## SHORT EXERCISE
Check every line of the entries below for the word "JSON", and copy the ones that have it.

+ + +

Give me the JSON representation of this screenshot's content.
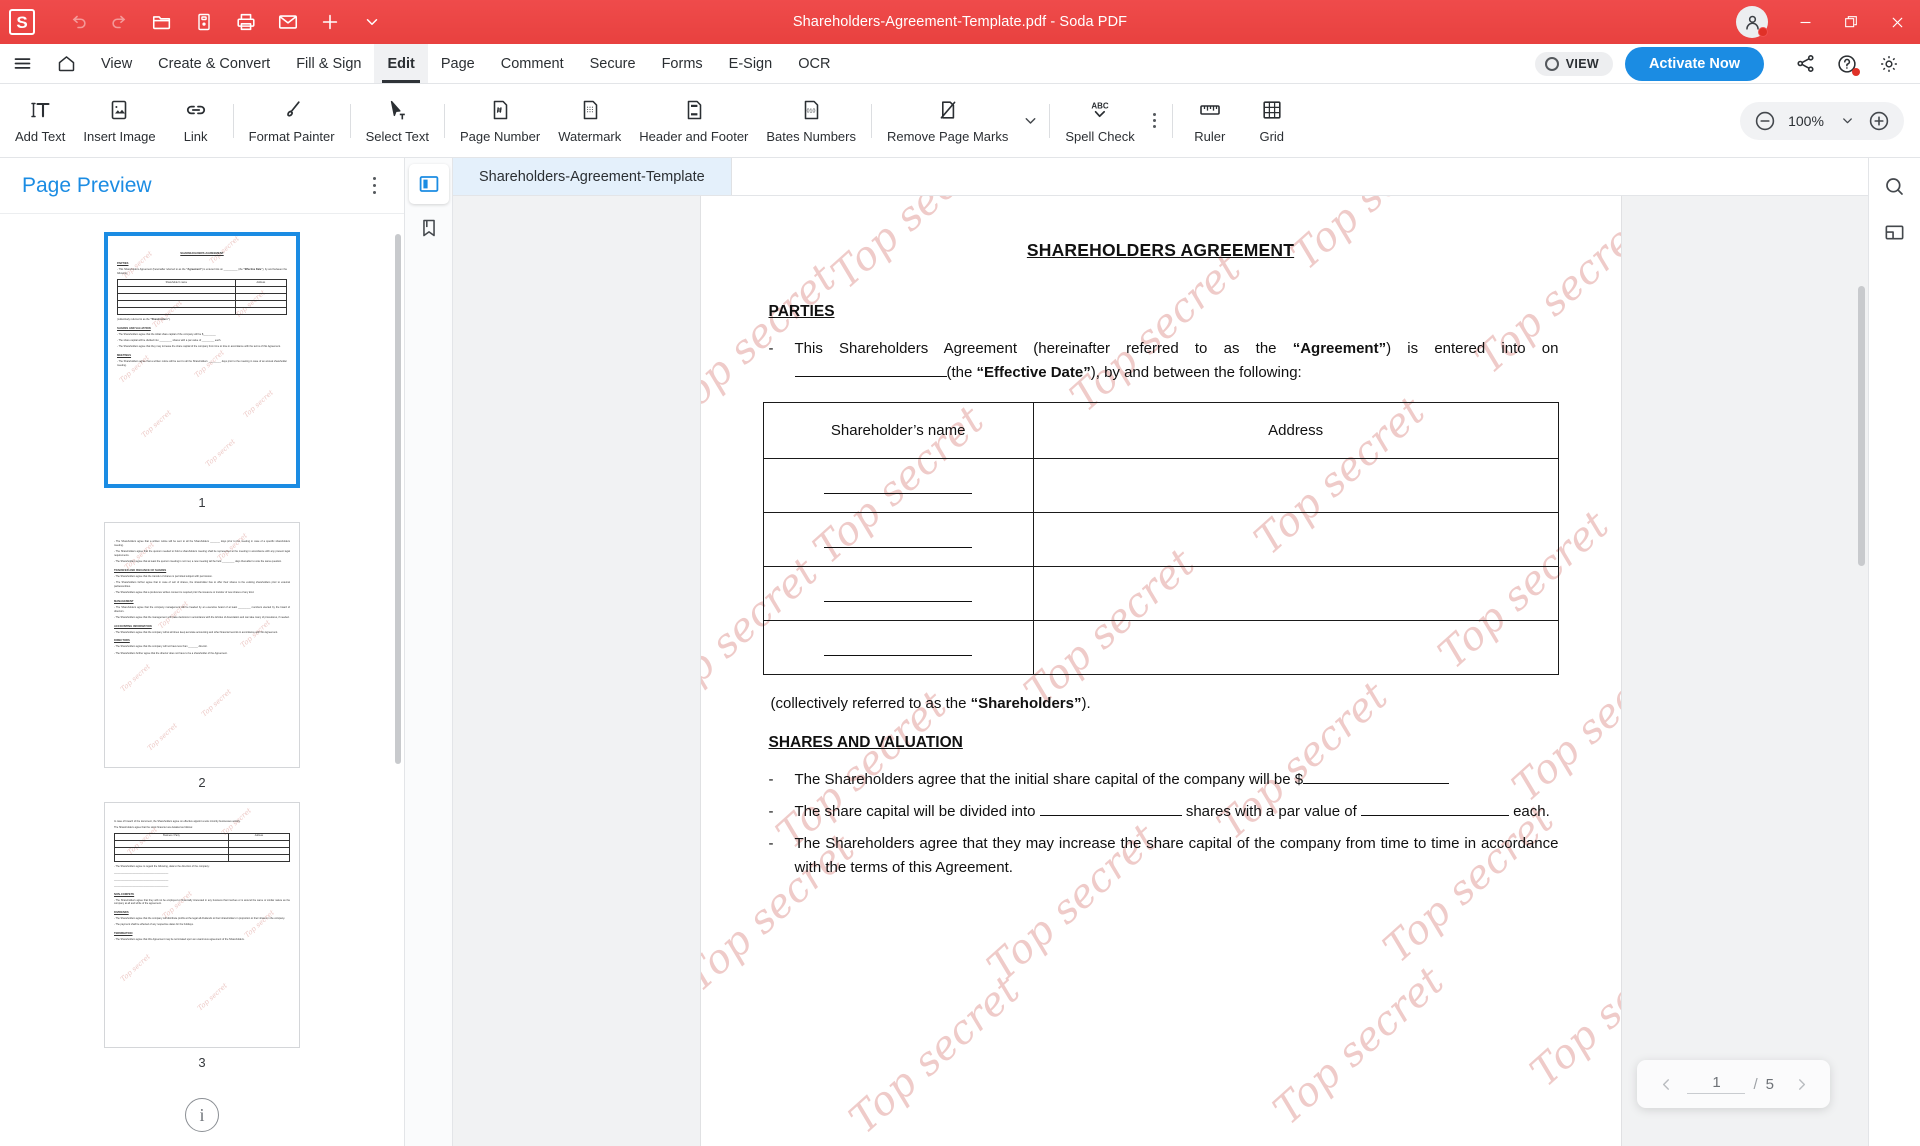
{
  "window": {
    "title": "Shareholders-Agreement-Template.pdf   -   Soda PDF",
    "logo": "S",
    "minimize_icon": "minimize-icon",
    "maximize_icon": "maximize-icon",
    "close_icon": "close-icon",
    "account_icon": "account-icon"
  },
  "quick_access": [
    {
      "name": "undo",
      "icon": "undo-icon",
      "label": "Undo"
    },
    {
      "name": "redo",
      "icon": "redo-icon",
      "label": "Redo"
    },
    {
      "name": "open",
      "icon": "folder-open-icon",
      "label": "Open"
    },
    {
      "name": "save",
      "icon": "save-icon",
      "label": "Save"
    },
    {
      "name": "print",
      "icon": "print-icon",
      "label": "Print"
    },
    {
      "name": "email",
      "icon": "envelope-icon",
      "label": "Email"
    },
    {
      "name": "new",
      "icon": "plus-icon",
      "label": "New"
    },
    {
      "name": "more",
      "icon": "chevron-down-icon",
      "label": "More"
    }
  ],
  "menubar": {
    "hamburger_icon": "hamburger-icon",
    "home_icon": "home-icon",
    "items": [
      {
        "label": "View",
        "active": false
      },
      {
        "label": "Create & Convert",
        "active": false
      },
      {
        "label": "Fill & Sign",
        "active": false
      },
      {
        "label": "Edit",
        "active": true
      },
      {
        "label": "Page",
        "active": false
      },
      {
        "label": "Comment",
        "active": false
      },
      {
        "label": "Secure",
        "active": false
      },
      {
        "label": "Forms",
        "active": false
      },
      {
        "label": "E-Sign",
        "active": false
      },
      {
        "label": "OCR",
        "active": false
      }
    ],
    "view_label": "VIEW",
    "activate_label": "Activate Now",
    "share_icon": "share-icon",
    "help_icon": "help-icon",
    "settings_icon": "gear-icon"
  },
  "ribbon": {
    "tools": [
      {
        "label": "Add Text",
        "icon": "add-text-icon"
      },
      {
        "label": "Insert Image",
        "icon": "insert-image-icon"
      },
      {
        "label": "Link",
        "icon": "link-icon"
      },
      {
        "label": "Format Painter",
        "icon": "format-painter-icon"
      },
      {
        "label": "Select Text",
        "icon": "select-text-icon"
      },
      {
        "label": "Page Number",
        "icon": "page-number-icon"
      },
      {
        "label": "Watermark",
        "icon": "watermark-icon"
      },
      {
        "label": "Header and Footer",
        "icon": "header-footer-icon"
      },
      {
        "label": "Bates Numbers",
        "icon": "bates-numbers-icon"
      },
      {
        "label": "Remove Page Marks",
        "icon": "remove-page-marks-icon"
      },
      {
        "label": "Spell Check",
        "icon": "spell-check-icon"
      },
      {
        "label": "Ruler",
        "icon": "ruler-icon"
      },
      {
        "label": "Grid",
        "icon": "grid-icon"
      }
    ],
    "overflow_caret": "chevron-down-icon",
    "overflow_dots": "more-vertical-icon"
  },
  "zoom": {
    "minus_icon": "zoom-out-icon",
    "plus_icon": "zoom-in-icon",
    "caret_icon": "chevron-down-icon",
    "value": "100%"
  },
  "sidebar": {
    "title": "Page Preview",
    "kebab_icon": "more-vertical-icon",
    "info_icon": "info-icon",
    "thumbnails": [
      {
        "number": "1",
        "selected": true
      },
      {
        "number": "2",
        "selected": false
      },
      {
        "number": "3",
        "selected": false
      }
    ]
  },
  "doc_rail": [
    {
      "name": "page-preview-panel",
      "icon": "panel-left-icon",
      "active": true
    },
    {
      "name": "bookmarks-panel",
      "icon": "bookmark-icon",
      "active": false
    }
  ],
  "right_rail": [
    {
      "name": "search",
      "icon": "search-icon"
    },
    {
      "name": "view-mode",
      "icon": "view-mode-icon"
    }
  ],
  "tabs": [
    {
      "label": "Shareholders-Agreement-Template",
      "active": true
    }
  ],
  "page_nav": {
    "prev_icon": "chevron-left-icon",
    "next_icon": "chevron-right-icon",
    "current": "1",
    "separator": "/",
    "total": "5"
  },
  "document": {
    "watermark_text": "Top secret",
    "title": "SHAREHOLDERS AGREEMENT",
    "section_parties": "PARTIES",
    "parties_bullet_dash": "-",
    "parties_p1_a": "This Shareholders Agreement (hereinafter referred to as the ",
    "parties_p1_b": "“Agreement”",
    "parties_p1_c": ") is entered into on ",
    "parties_p1_d": "(the ",
    "parties_p1_e": "“Effective Date”",
    "parties_p1_f": "), by and between the following:",
    "table_headers": [
      "Shareholder’s name",
      "Address"
    ],
    "table_rows": [
      {
        "name": "",
        "address": ""
      },
      {
        "name": "",
        "address": ""
      },
      {
        "name": "",
        "address": ""
      },
      {
        "name": "",
        "address": ""
      }
    ],
    "collectively_a": "(collectively referred to as the ",
    "collectively_b": "“Shareholders”",
    "collectively_c": ").",
    "section_shares": "SHARES AND VALUATION",
    "shares_b1_a": "The Shareholders agree that the initial share capital of the company will be",
    "shares_b1_b": "$",
    "shares_b2_a": "The share capital will be divided into",
    "shares_b2_b": "shares with a par value of",
    "shares_b2_c": "each.",
    "shares_b3": "The Shareholders agree that they may increase the share capital of the company from time to time in accordance with the terms of this Agreement."
  },
  "colors": {
    "titlebar_red": "#ef4b4b",
    "accent_blue": "#1b8ce3",
    "watermark_pink": "#e9b8b5",
    "sidebar_title": "#1b8ce3"
  }
}
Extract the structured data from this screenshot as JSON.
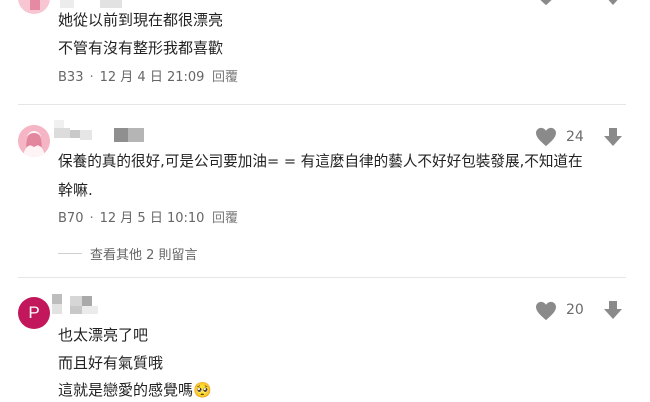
{
  "comments": [
    {
      "lines": [
        "她從以前到現在都很漂亮",
        "不管有沒有整形我都喜歡"
      ],
      "floor": "B33",
      "time": "12 月 4 日 21:09",
      "reply_label": "回覆",
      "likes": ""
    },
    {
      "lines": [
        "保養的真的很好,可是公司要加油= = 有這麼自律的藝人不好好包裝發展,不知道在",
        "幹嘛."
      ],
      "floor": "B70",
      "time": "12 月 5 日 10:10",
      "reply_label": "回覆",
      "likes": "24"
    },
    {
      "avatar_letter": "P",
      "lines": [
        "也太漂亮了吧",
        "而且好有氣質哦",
        "這就是戀愛的感覺嗎🥺"
      ],
      "likes": "20"
    }
  ],
  "view_more_label": "查看其他 2 則留言",
  "colors": {
    "avatar_pink": "#f5b5c4",
    "avatar_magenta": "#c2185b",
    "icon_gray": "#8a8a8a",
    "divider": "#e6e6e6"
  },
  "icons": {
    "like": "heart-icon",
    "dislike": "down-arrow-icon"
  }
}
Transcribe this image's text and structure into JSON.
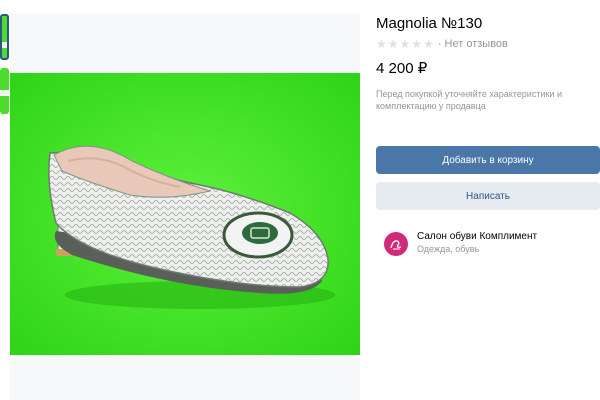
{
  "product": {
    "title": "Magnolia №130",
    "rating_stars": 0,
    "rating_max": 5,
    "reviews_text": "· Нет отзывов",
    "price": "4 200 ₽",
    "note": "Перед покупкой уточняйте характеристики и комплектацию у продавца"
  },
  "actions": {
    "add_to_cart": "Добавить в корзину",
    "write": "Написать"
  },
  "seller": {
    "name": "Салон обуви Комплимент",
    "category": "Одежда, обувь"
  },
  "gallery": {
    "thumbnail_count": 2,
    "selected_index": 0
  },
  "colors": {
    "primary_button": "#4a76a8",
    "secondary_button": "#e5ebf1",
    "link_text": "#2a5885",
    "muted_text": "#939699",
    "photo_background": "#39e021",
    "avatar": "#d22a7a"
  },
  "icons": {
    "star": "star-icon",
    "seller_logo": "seller-logo-icon"
  }
}
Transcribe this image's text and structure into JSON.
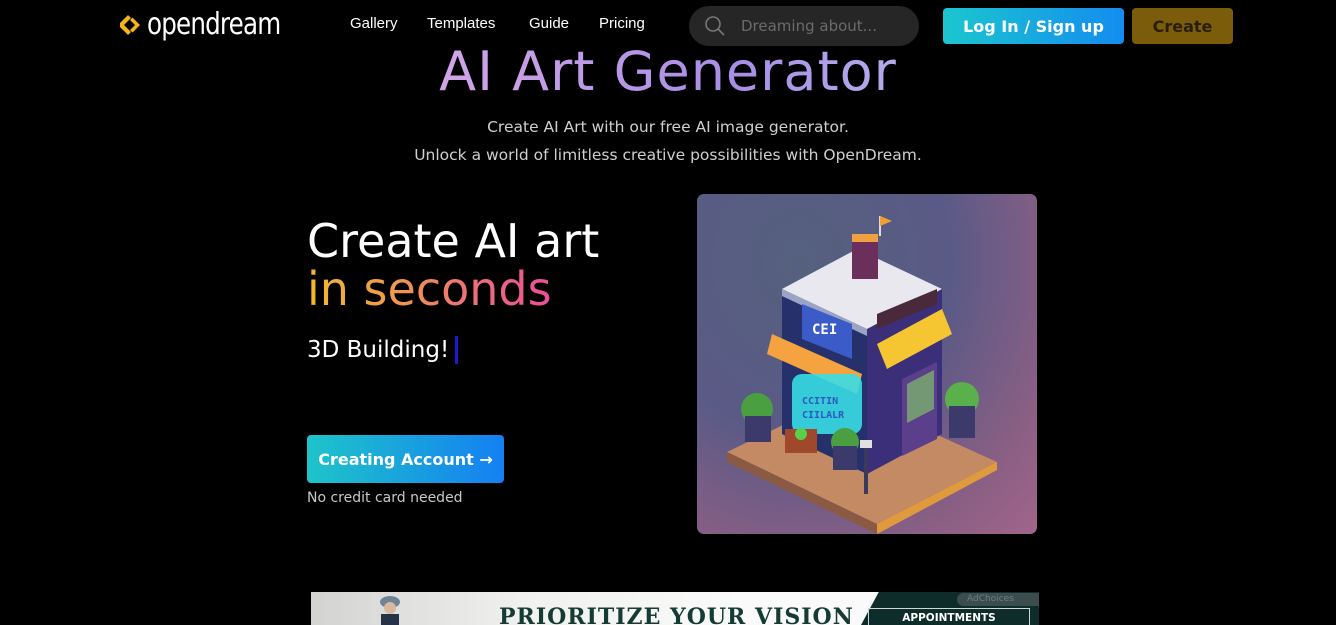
{
  "header": {
    "brand": "opendream",
    "nav": [
      {
        "label": "Gallery"
      },
      {
        "label": "Templates"
      },
      {
        "label": "Guide"
      },
      {
        "label": "Pricing"
      }
    ],
    "search": {
      "placeholder": "Dreaming about...",
      "value": "",
      "icon": "search-icon"
    },
    "login_label": "Log In / Sign up",
    "create_label": "Create"
  },
  "hero": {
    "title": "AI Art Generator",
    "subtitle_lines": [
      "Create AI Art with our free AI image generator.",
      "Unlock a world of limitless creative possibilities with OpenDream."
    ],
    "headline_line1": "Create AI art",
    "headline_line2": "in seconds",
    "typed_text": "3D Building!",
    "cta_label": "Creating Account →",
    "cta_note": "No credit card needed",
    "image_subject": "Isometric 3D storefront building"
  },
  "ad": {
    "headline": "PRIORITIZE YOUR VISION",
    "cta": "APPOINTMENTS AVAILABLE",
    "adchoices": "AdChoices"
  },
  "colors": {
    "background": "#000000",
    "login_gradient": [
      "#1bc6cf",
      "#148cf0"
    ],
    "create_button": "#7a5c0a",
    "brand_accent": "#f5b320",
    "caret": "#1a1ad8"
  }
}
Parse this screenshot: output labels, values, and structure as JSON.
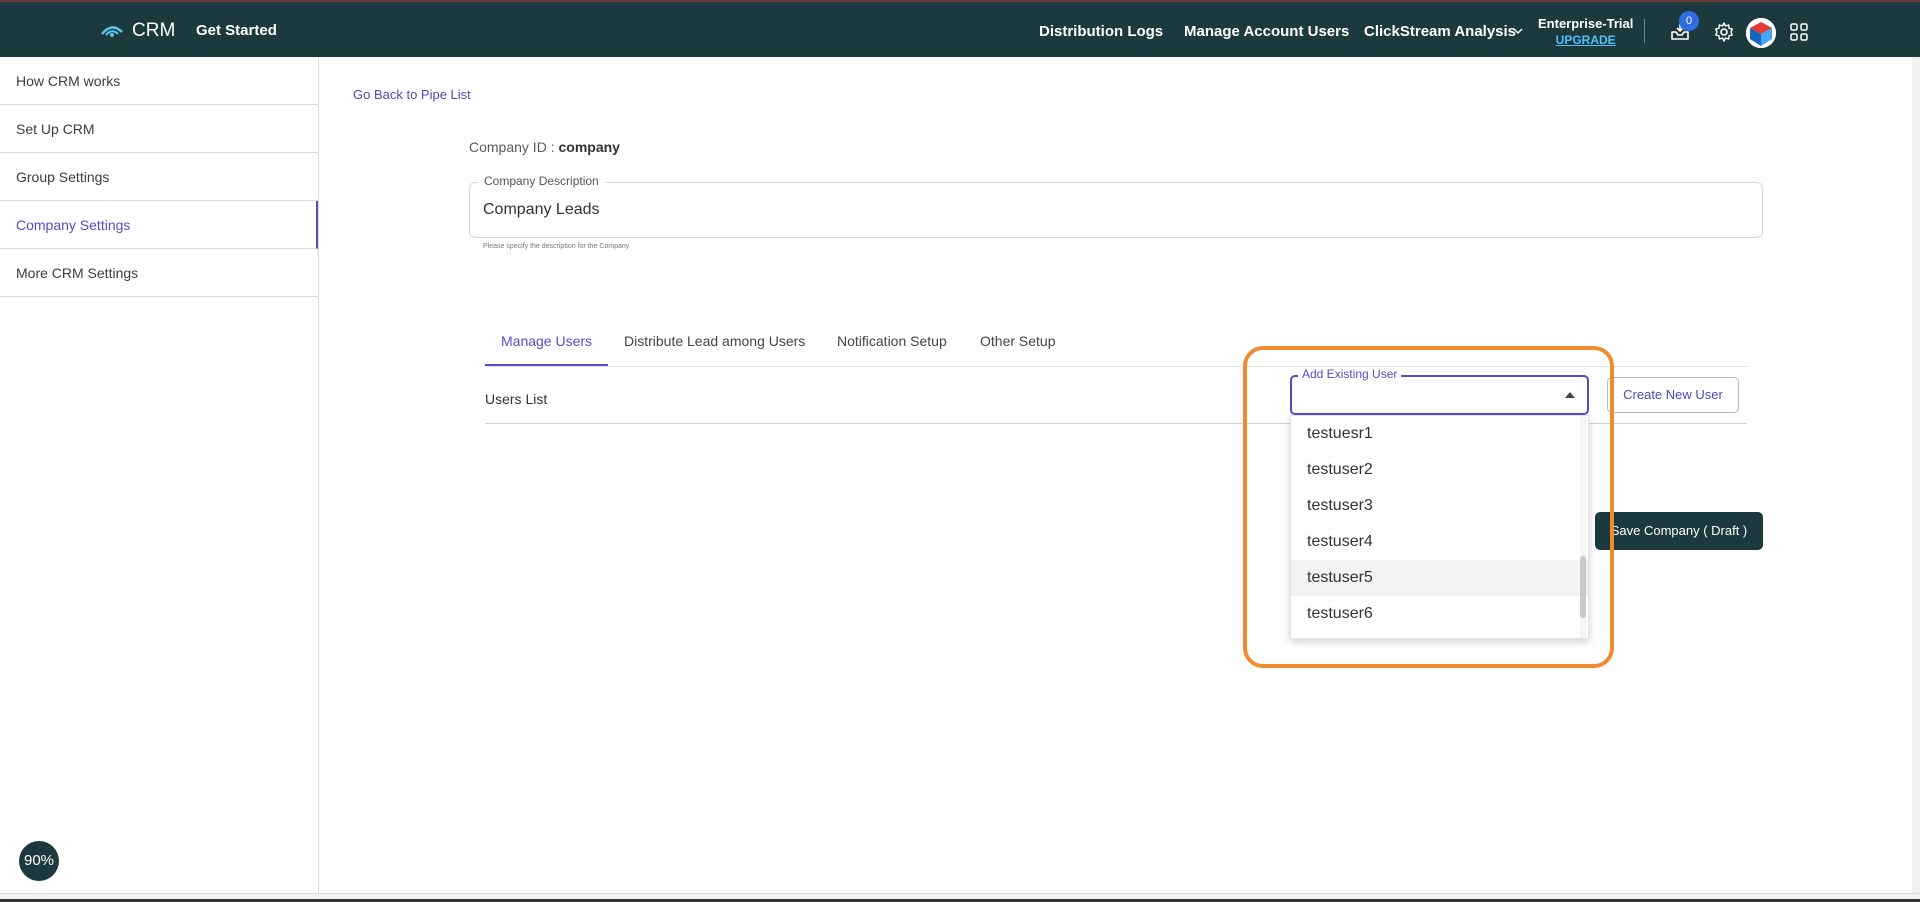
{
  "header": {
    "brand": "CRM",
    "get_started": "Get Started",
    "nav": [
      "Distribution Logs",
      "Manage Account Users",
      "ClickStream Analysis"
    ],
    "plan": "Enterprise-Trial",
    "upgrade": "UPGRADE",
    "notification_count": "0"
  },
  "sidebar": {
    "items": [
      {
        "label": "How CRM works"
      },
      {
        "label": "Set Up CRM"
      },
      {
        "label": "Group Settings"
      },
      {
        "label": "Company Settings"
      },
      {
        "label": "More CRM Settings"
      }
    ]
  },
  "main": {
    "back_link": "Go Back to Pipe List",
    "company_id_label": "Company ID : ",
    "company_id_value": "company",
    "description_label": "Company Description",
    "description_value": "Company Leads",
    "description_help": "Please specify the description for the Company",
    "tabs": [
      {
        "label": "Manage Users"
      },
      {
        "label": "Distribute Lead among Users"
      },
      {
        "label": "Notification Setup"
      },
      {
        "label": "Other Setup"
      }
    ],
    "users_list_label": "Users List",
    "add_user_label": "Add Existing User",
    "create_user_label": "Create New User",
    "dropdown_options": [
      "testuesr1",
      "testuser2",
      "testuser3",
      "testuser4",
      "testuser5",
      "testuser6"
    ],
    "save_label": "Save Company ( Draft )"
  },
  "zoom": "90%",
  "colors": {
    "header_bg": "#1c3a3e",
    "accent": "#5b49c7",
    "highlight": "#f28a2e",
    "badge": "#2f6de0"
  }
}
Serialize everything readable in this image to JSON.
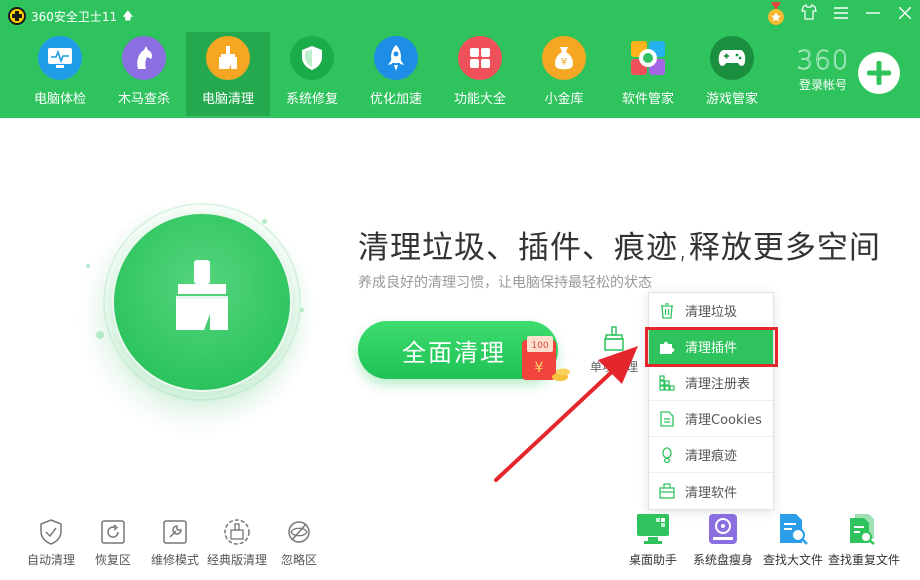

+ + +

## TASK ANSWER
Give me the JSON representation of this screenshot's content.
Extract the structured data from this screenshot as JSON.
Transcribe this image's text and structure into JSON.
Transcribe this image's text and structure into JSON.
Parse this screenshot: output labels, values, and structure as JSON.
Serialize everything readable in this image to JSON.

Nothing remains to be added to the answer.